▶ Task description:
Omit every picture, then give all the entries again exactly.

* Begin Material for this task *

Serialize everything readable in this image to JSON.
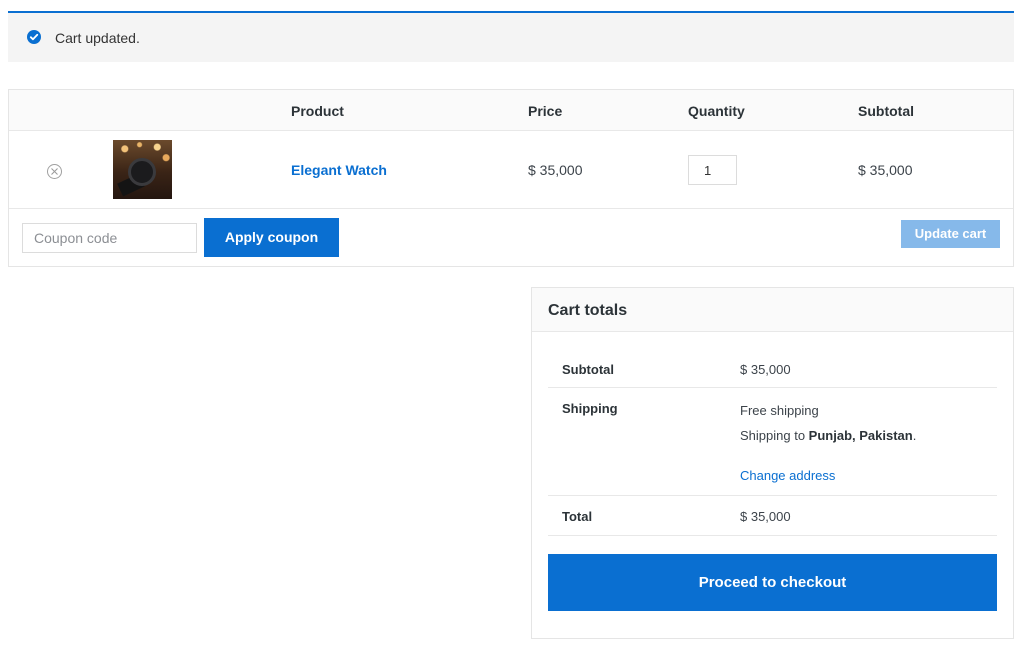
{
  "notice": {
    "message": "Cart updated.",
    "icon": "check-circle-icon",
    "accent": "#0a6fd1"
  },
  "table": {
    "headers": {
      "product": "Product",
      "price": "Price",
      "quantity": "Quantity",
      "subtotal": "Subtotal"
    },
    "items": [
      {
        "name": "Elegant Watch",
        "price": "$ 35,000",
        "quantity": "1",
        "subtotal": "$ 35,000",
        "remove_icon": "remove-circle-x-icon",
        "thumbnail": "watch-thumbnail"
      }
    ]
  },
  "actions": {
    "coupon_placeholder": "Coupon code",
    "apply_label": "Apply coupon",
    "update_label": "Update cart"
  },
  "totals": {
    "title": "Cart totals",
    "subtotal_label": "Subtotal",
    "subtotal_value": "$ 35,000",
    "shipping_label": "Shipping",
    "shipping_method": "Free shipping",
    "shipping_to_prefix": "Shipping to ",
    "shipping_location": "Punjab, Pakistan",
    "shipping_to_suffix": ".",
    "change_address": "Change address",
    "total_label": "Total",
    "total_value": "$ 35,000",
    "checkout_label": "Proceed to checkout"
  },
  "colors": {
    "primary": "#0a6fd1",
    "update_disabled": "#86b9ea",
    "notice_bg": "#f4f4f4"
  }
}
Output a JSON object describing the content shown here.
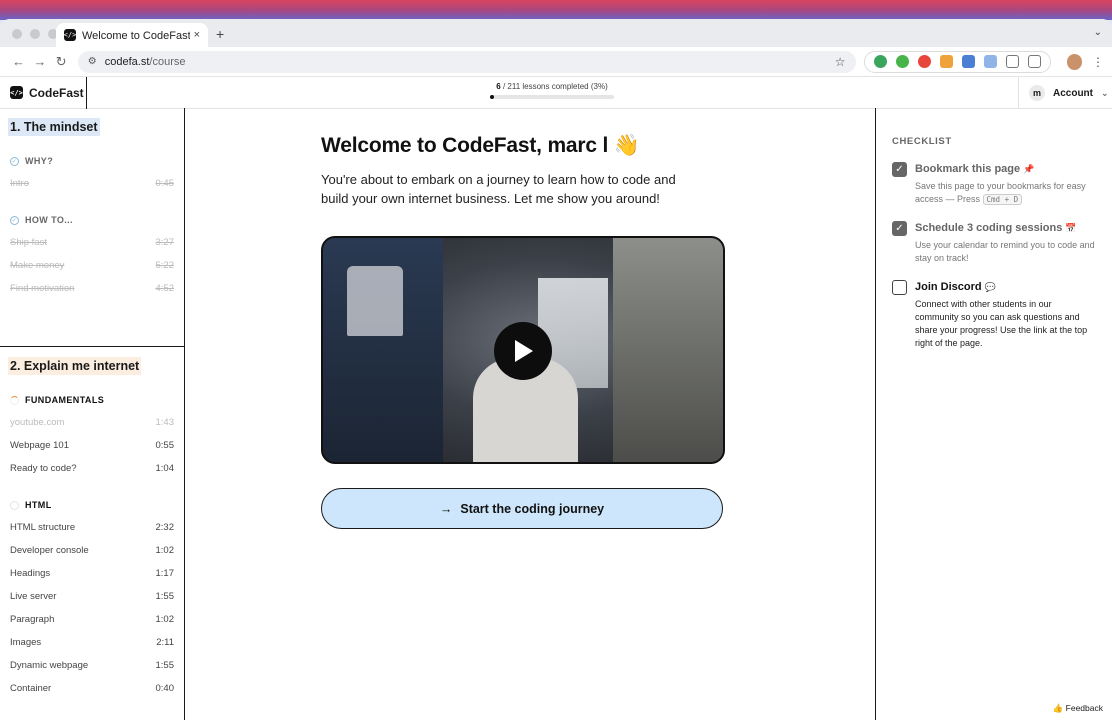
{
  "browser": {
    "tab_title": "Welcome to CodeFast 🎉",
    "tab_close": "×",
    "new_tab": "+",
    "url_host": "codefa.st",
    "url_path": "/course"
  },
  "app": {
    "brand": "CodeFast",
    "progress": {
      "done": "6",
      "rest": " / 211 lessons completed (3%)",
      "fraction": 0.03
    },
    "account": {
      "initial": "m",
      "label": "Account"
    }
  },
  "sidebar": {
    "modules": [
      {
        "title": "1. The mindset",
        "sections": [
          {
            "name": "WHY?",
            "lessons": [
              {
                "title": "Intro",
                "duration": "0:45"
              }
            ]
          },
          {
            "name": "HOW TO...",
            "lessons": [
              {
                "title": "Ship fast",
                "duration": "3:27"
              },
              {
                "title": "Make money",
                "duration": "5:22"
              },
              {
                "title": "Find motivation",
                "duration": "4:52"
              }
            ]
          }
        ]
      },
      {
        "title": "2. Explain me internet",
        "sections": [
          {
            "name": "FUNDAMENTALS",
            "lessons": [
              {
                "title": "youtube.com",
                "duration": "1:43"
              },
              {
                "title": "Webpage 101",
                "duration": "0:55"
              },
              {
                "title": "Ready to code?",
                "duration": "1:04"
              }
            ]
          },
          {
            "name": "HTML",
            "lessons": [
              {
                "title": "HTML structure",
                "duration": "2:32"
              },
              {
                "title": "Developer console",
                "duration": "1:02"
              },
              {
                "title": "Headings",
                "duration": "1:17"
              },
              {
                "title": "Live server",
                "duration": "1:55"
              },
              {
                "title": "Paragraph",
                "duration": "1:02"
              },
              {
                "title": "Images",
                "duration": "2:11"
              },
              {
                "title": "Dynamic webpage",
                "duration": "1:55"
              },
              {
                "title": "Container",
                "duration": "0:40"
              }
            ]
          }
        ]
      }
    ]
  },
  "main": {
    "heading": "Welcome to CodeFast, marc l 👋",
    "intro": "You're about to embark on a journey to learn how to code and build your own internet business. Let me show you around!",
    "cta_arrow": "→",
    "cta": "Start the coding journey"
  },
  "checklist": {
    "title": "CHECKLIST",
    "items": [
      {
        "title": "Bookmark this page",
        "emoji": "📌",
        "desc_before": "Save this page to your bookmarks for easy access — Press ",
        "kbd": "Cmd + D",
        "desc": ""
      },
      {
        "title": "Schedule 3 coding sessions",
        "emoji": "📅",
        "desc": "Use your calendar to remind you to code and stay on track!"
      },
      {
        "title": "Join Discord",
        "emoji": "💬",
        "desc": "Connect with other students in our community so you can ask questions and share your progress! Use the link at the top right of the page."
      }
    ],
    "feedback": "Feedback"
  },
  "icons": {
    "check": "✓",
    "star": "☆",
    "back": "←",
    "forward": "→",
    "reload": "↻",
    "chevron": "⌄",
    "feedback": "👍"
  },
  "colors": {
    "accent_blue": "#cde6fb",
    "module1_highlight": "#dde8f6",
    "module2_highlight": "#fbeee0",
    "spinner_orange": "#e48a2a"
  }
}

* End Material for this task *

▶ Solved exercise:
Serialize everything readable in this image to JSON.
{
  "notice": {
    "message": "Cart updated.",
    "icon": "check-circle-icon",
    "accent": "#0a6fd1"
  },
  "table": {
    "headers": {
      "product": "Product",
      "price": "Price",
      "quantity": "Quantity",
      "subtotal": "Subtotal"
    },
    "items": [
      {
        "name": "Elegant Watch",
        "price": "$ 35,000",
        "quantity": "1",
        "subtotal": "$ 35,000",
        "remove_icon": "remove-circle-x-icon",
        "thumbnail": "watch-thumbnail"
      }
    ]
  },
  "actions": {
    "coupon_placeholder": "Coupon code",
    "apply_label": "Apply coupon",
    "update_label": "Update cart"
  },
  "totals": {
    "title": "Cart totals",
    "subtotal_label": "Subtotal",
    "subtotal_value": "$ 35,000",
    "shipping_label": "Shipping",
    "shipping_method": "Free shipping",
    "shipping_to_prefix": "Shipping to ",
    "shipping_location": "Punjab, Pakistan",
    "shipping_to_suffix": ".",
    "change_address": "Change address",
    "total_label": "Total",
    "total_value": "$ 35,000",
    "checkout_label": "Proceed to checkout"
  },
  "colors": {
    "primary": "#0a6fd1",
    "update_disabled": "#86b9ea",
    "notice_bg": "#f4f4f4"
  }
}
Output a JSON object describing the content shown here.
{
  "browser": {
    "tab_title": "Welcome to CodeFast 🎉",
    "tab_close": "×",
    "new_tab": "+",
    "url_host": "codefa.st",
    "url_path": "/course"
  },
  "app": {
    "brand": "CodeFast",
    "progress": {
      "done": "6",
      "rest": " / 211 lessons completed (3%)",
      "fraction": 0.03
    },
    "account": {
      "initial": "m",
      "label": "Account"
    }
  },
  "sidebar": {
    "modules": [
      {
        "title": "1. The mindset",
        "sections": [
          {
            "name": "WHY?",
            "lessons": [
              {
                "title": "Intro",
                "duration": "0:45"
              }
            ]
          },
          {
            "name": "HOW TO...",
            "lessons": [
              {
                "title": "Ship fast",
                "duration": "3:27"
              },
              {
                "title": "Make money",
                "duration": "5:22"
              },
              {
                "title": "Find motivation",
                "duration": "4:52"
              }
            ]
          }
        ]
      },
      {
        "title": "2. Explain me internet",
        "sections": [
          {
            "name": "FUNDAMENTALS",
            "lessons": [
              {
                "title": "youtube.com",
                "duration": "1:43"
              },
              {
                "title": "Webpage 101",
                "duration": "0:55"
              },
              {
                "title": "Ready to code?",
                "duration": "1:04"
              }
            ]
          },
          {
            "name": "HTML",
            "lessons": [
              {
                "title": "HTML structure",
                "duration": "2:32"
              },
              {
                "title": "Developer console",
                "duration": "1:02"
              },
              {
                "title": "Headings",
                "duration": "1:17"
              },
              {
                "title": "Live server",
                "duration": "1:55"
              },
              {
                "title": "Paragraph",
                "duration": "1:02"
              },
              {
                "title": "Images",
                "duration": "2:11"
              },
              {
                "title": "Dynamic webpage",
                "duration": "1:55"
              },
              {
                "title": "Container",
                "duration": "0:40"
              }
            ]
          }
        ]
      }
    ]
  },
  "main": {
    "heading": "Welcome to CodeFast, marc l 👋",
    "intro": "You're about to embark on a journey to learn how to code and build your own internet business. Let me show you around!",
    "cta_arrow": "→",
    "cta": "Start the coding journey"
  },
  "checklist": {
    "title": "CHECKLIST",
    "items": [
      {
        "title": "Bookmark this page",
        "emoji": "📌",
        "desc_before": "Save this page to your bookmarks for easy access — Press ",
        "kbd": "Cmd + D",
        "desc": ""
      },
      {
        "title": "Schedule 3 coding sessions",
        "emoji": "📅",
        "desc": "Use your calendar to remind you to code and stay on track!"
      },
      {
        "title": "Join Discord",
        "emoji": "💬",
        "desc": "Connect with other students in our community so you can ask questions and share your progress! Use the link at the top right of the page."
      }
    ],
    "feedback": "Feedback"
  },
  "icons": {
    "check": "✓",
    "star": "☆",
    "back": "←",
    "forward": "→",
    "reload": "↻",
    "chevron": "⌄",
    "feedback": "👍"
  },
  "colors": {
    "accent_blue": "#cde6fb",
    "module1_highlight": "#dde8f6",
    "module2_highlight": "#fbeee0",
    "spinner_orange": "#e48a2a"
  }
}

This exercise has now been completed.